# Vandy Vape Pulse BF Thoughts



## Hypersonic136 (11/9/18)

Hi All

So i want to get into squonking and im looking at the Vandy Vape Pulse BF Squonk Box Mod

Any thoughts on the mod? Im aware that its a mech mod, which i dont mind. 

any other inexpensive suggestions that i could perhaps look at?

My current setup is a Voopoo Drag with a kensei rta

Reactions: Like 1


----------



## Gimli (11/9/18)

Hypersonic136 said:


> Hi All
> 
> So i want to get into squonking and im looking at the Vandy Vape Pulse BF Squonk Box Mod
> 
> ...


I love My pulse BF, got the kit and the pulse rda that came with it gives me awesome flavour. The Pulse 80w is also a great mod to get into squonking. havent had any issues with mine and its affordable, has great battery life, and a good kick.

Reactions: Like 2 | Agree 1


----------



## Kalashnikov (11/9/18)

If you get a pulse i would make sure its the new 21700 version. Or pico squeeze 2. Also 21700. Best squonk i have owned

Reactions: Like 2


----------



## Hypersonic136 (11/9/18)

Gimli said:


> I love My pulse BF, got the kit and the pulse rda that came with it gives me awesome flavour. The Pulse 80w is also a great mod to get into squonking. havent had any issues with mine and its affordable, has great battery life, and a good kick.


Saw that one site has a pulse bf for r250. But i really dont know what rda to use. Iv done so much research that iv just gone and confused myself 

Sent from my SM-G960F using Tapatalk

Reactions: Like 1


----------



## Hypersonic136 (11/9/18)

▶ [REQUIRED TASK] In the thread, recast the paragraph that begins "I love My pulse BF" as a short bulleted list that keeps its main facts. The data after the thread is not needed for this exercise.

▶ [MATERIAL PROVIDED]
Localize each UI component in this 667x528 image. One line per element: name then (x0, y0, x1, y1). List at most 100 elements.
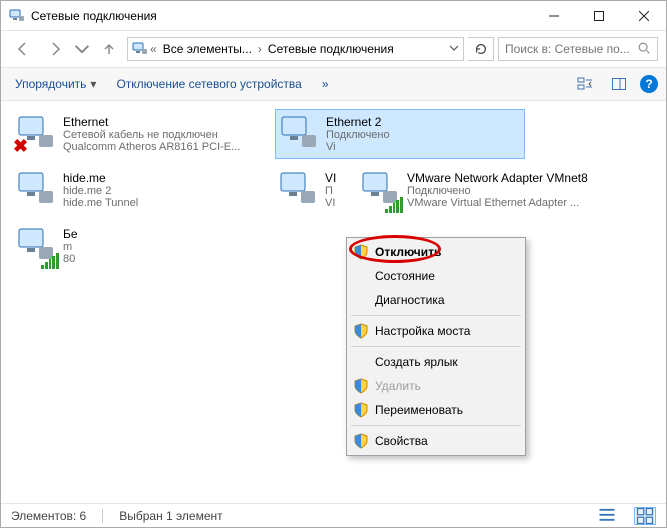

▶ [WRITTEN ANSWER]
- Loves the Pulse BF, bought as a kit
- The Pulse RDA in the kit gives excellent flavor
- The Pulse 80W is also a good mod for starting squonking
- No issues so far; affordable, with great battery life and a good kick